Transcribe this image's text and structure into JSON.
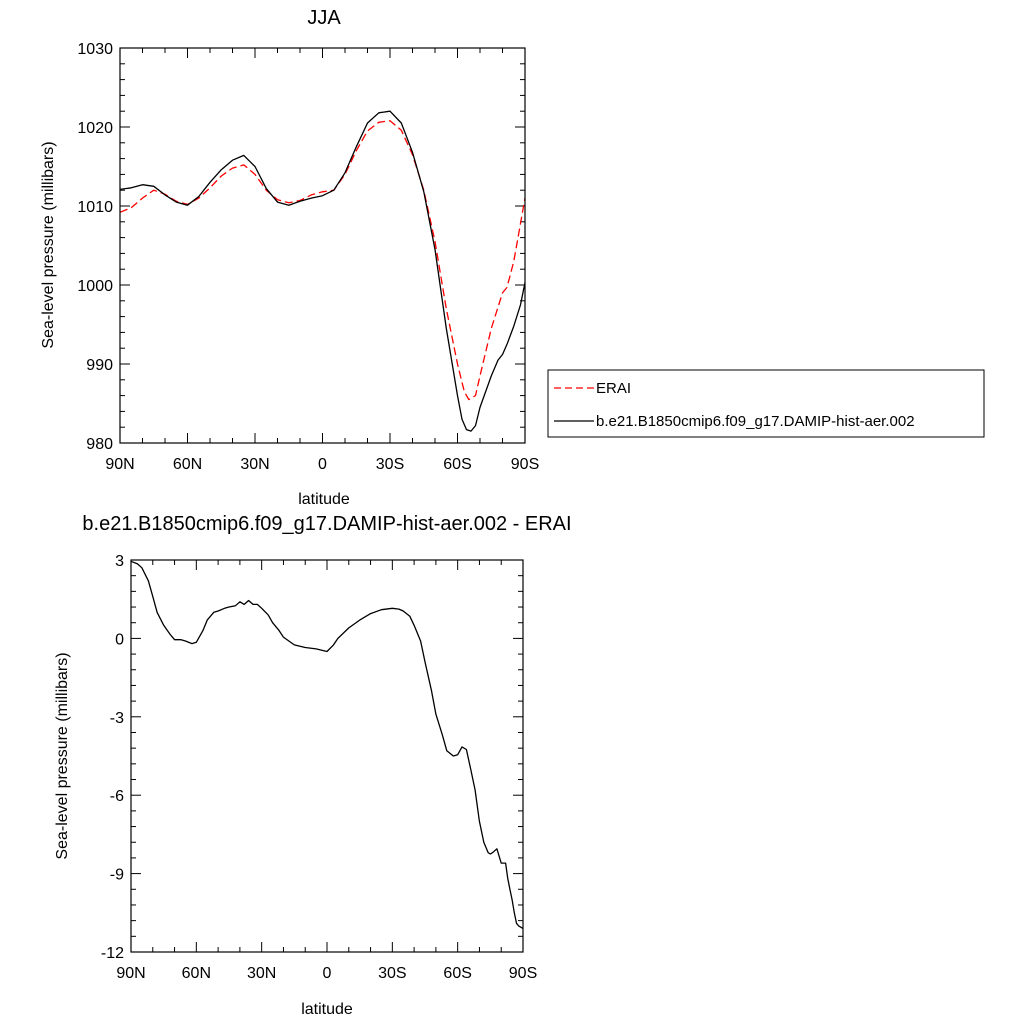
{
  "chart_data": [
    {
      "type": "line",
      "title": "JJA",
      "xlabel": "latitude",
      "ylabel": "Sea-level pressure (millibars)",
      "x_ticks": [
        "90N",
        "60N",
        "30N",
        "0",
        "30S",
        "60S",
        "90S"
      ],
      "x_tick_values": [
        90,
        60,
        30,
        0,
        -30,
        -60,
        -90
      ],
      "xlim": [
        90,
        -90
      ],
      "ylim": [
        980,
        1030
      ],
      "y_ticks": [
        "980",
        "990",
        "1000",
        "1010",
        "1020",
        "1030"
      ],
      "y_tick_values": [
        980,
        990,
        1000,
        1010,
        1020,
        1030
      ],
      "grid": false,
      "legend_position": "right",
      "series": [
        {
          "name": "ERAI",
          "color": "#ff0000",
          "dash": "dashed",
          "x": [
            90,
            85,
            80,
            75,
            70,
            65,
            60,
            55,
            50,
            45,
            40,
            35,
            30,
            25,
            20,
            15,
            10,
            5,
            0,
            -5,
            -10,
            -15,
            -20,
            -25,
            -30,
            -35,
            -40,
            -45,
            -50,
            -55,
            -60,
            -63,
            -65,
            -68,
            -70,
            -75,
            -80,
            -82,
            -85,
            -90
          ],
          "y": [
            1009.2,
            1009.8,
            1011.0,
            1012.0,
            1011.5,
            1010.6,
            1010.2,
            1011.0,
            1012.3,
            1013.8,
            1014.8,
            1015.2,
            1014.0,
            1012.0,
            1010.8,
            1010.4,
            1010.7,
            1011.4,
            1011.8,
            1012.0,
            1014.0,
            1017.0,
            1019.5,
            1020.6,
            1020.8,
            1019.6,
            1016.5,
            1012.0,
            1005.5,
            997.0,
            990.0,
            986.5,
            985.5,
            986.0,
            988.5,
            994.5,
            999.0,
            999.7,
            1003.0,
            1011.0
          ]
        },
        {
          "name": "b.e21.B1850cmip6.f09_g17.DAMIP-hist-aer.002",
          "color": "#000000",
          "dash": "solid",
          "x": [
            90,
            85,
            80,
            75,
            70,
            65,
            60,
            55,
            50,
            45,
            40,
            35,
            30,
            25,
            20,
            15,
            10,
            5,
            0,
            -5,
            -10,
            -15,
            -20,
            -25,
            -30,
            -35,
            -40,
            -45,
            -50,
            -55,
            -60,
            -62,
            -64,
            -66,
            -68,
            -70,
            -75,
            -78,
            -80,
            -82,
            -85,
            -88,
            -90
          ],
          "y": [
            1012.1,
            1012.3,
            1012.7,
            1012.5,
            1011.4,
            1010.5,
            1010.1,
            1011.2,
            1013.0,
            1014.6,
            1015.8,
            1016.4,
            1015.0,
            1012.2,
            1010.5,
            1010.1,
            1010.6,
            1011.0,
            1011.3,
            1012.0,
            1014.2,
            1017.5,
            1020.5,
            1021.8,
            1022.0,
            1020.5,
            1016.8,
            1011.8,
            1004.5,
            994.5,
            986.0,
            983.0,
            981.7,
            981.5,
            982.2,
            984.5,
            988.5,
            990.5,
            991.2,
            992.5,
            994.8,
            997.5,
            1000.3
          ]
        }
      ]
    },
    {
      "type": "line",
      "title": "b.e21.B1850cmip6.f09_g17.DAMIP-hist-aer.002 - ERAI",
      "xlabel": "latitude",
      "ylabel": "Sea-level pressure (millibars)",
      "x_ticks": [
        "90N",
        "60N",
        "30N",
        "0",
        "30S",
        "60S",
        "90S"
      ],
      "x_tick_values": [
        90,
        60,
        30,
        0,
        -30,
        -60,
        -90
      ],
      "xlim": [
        90,
        -90
      ],
      "ylim": [
        -12,
        3
      ],
      "y_ticks": [
        "-12",
        "-9",
        "-6",
        "-3",
        "0",
        "3"
      ],
      "y_tick_values": [
        -12,
        -9,
        -6,
        -3,
        0,
        3
      ],
      "grid": false,
      "series": [
        {
          "color": "#000000",
          "dash": "solid",
          "x": [
            90,
            87,
            85,
            82,
            80,
            78,
            75,
            72,
            70,
            67,
            65,
            62,
            60,
            57,
            55,
            52,
            50,
            47,
            45,
            42,
            40,
            38,
            36,
            34,
            32,
            30,
            27,
            25,
            22,
            20,
            15,
            10,
            5,
            0,
            -3,
            -5,
            -10,
            -15,
            -20,
            -25,
            -30,
            -33,
            -35,
            -38,
            -40,
            -43,
            -45,
            -48,
            -50,
            -53,
            -55,
            -58,
            -60,
            -62,
            -64,
            -66,
            -68,
            -70,
            -72,
            -74,
            -75,
            -76,
            -78,
            -80,
            -81,
            -82,
            -83,
            -84,
            -85,
            -86,
            -87,
            -88,
            -89,
            -90
          ],
          "y": [
            2.95,
            2.85,
            2.7,
            2.2,
            1.6,
            1.0,
            0.5,
            0.15,
            -0.05,
            -0.05,
            -0.1,
            -0.2,
            -0.15,
            0.3,
            0.7,
            1.0,
            1.05,
            1.15,
            1.2,
            1.25,
            1.4,
            1.3,
            1.45,
            1.3,
            1.3,
            1.15,
            0.9,
            0.6,
            0.3,
            0.05,
            -0.25,
            -0.35,
            -0.4,
            -0.5,
            -0.25,
            0.0,
            0.4,
            0.7,
            0.95,
            1.1,
            1.15,
            1.12,
            1.05,
            0.85,
            0.5,
            -0.1,
            -0.9,
            -2.0,
            -2.9,
            -3.7,
            -4.3,
            -4.5,
            -4.45,
            -4.15,
            -4.25,
            -5.0,
            -5.8,
            -7.0,
            -7.8,
            -8.2,
            -8.25,
            -8.2,
            -8.05,
            -8.6,
            -8.6,
            -8.6,
            -9.2,
            -9.6,
            -10.0,
            -10.5,
            -10.9,
            -11.0,
            -11.05,
            -11.1
          ]
        }
      ]
    }
  ]
}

★ ★ ★ ★ ★ ★ ★

▶ **WORK TO DO**
Return the lines of the records that include the string "name".

▶ **ANSWER**
          "name": "ERAI",
          "name": "b.e21.B1850cmip6.f09_g17.DAMIP-hist-aer.002",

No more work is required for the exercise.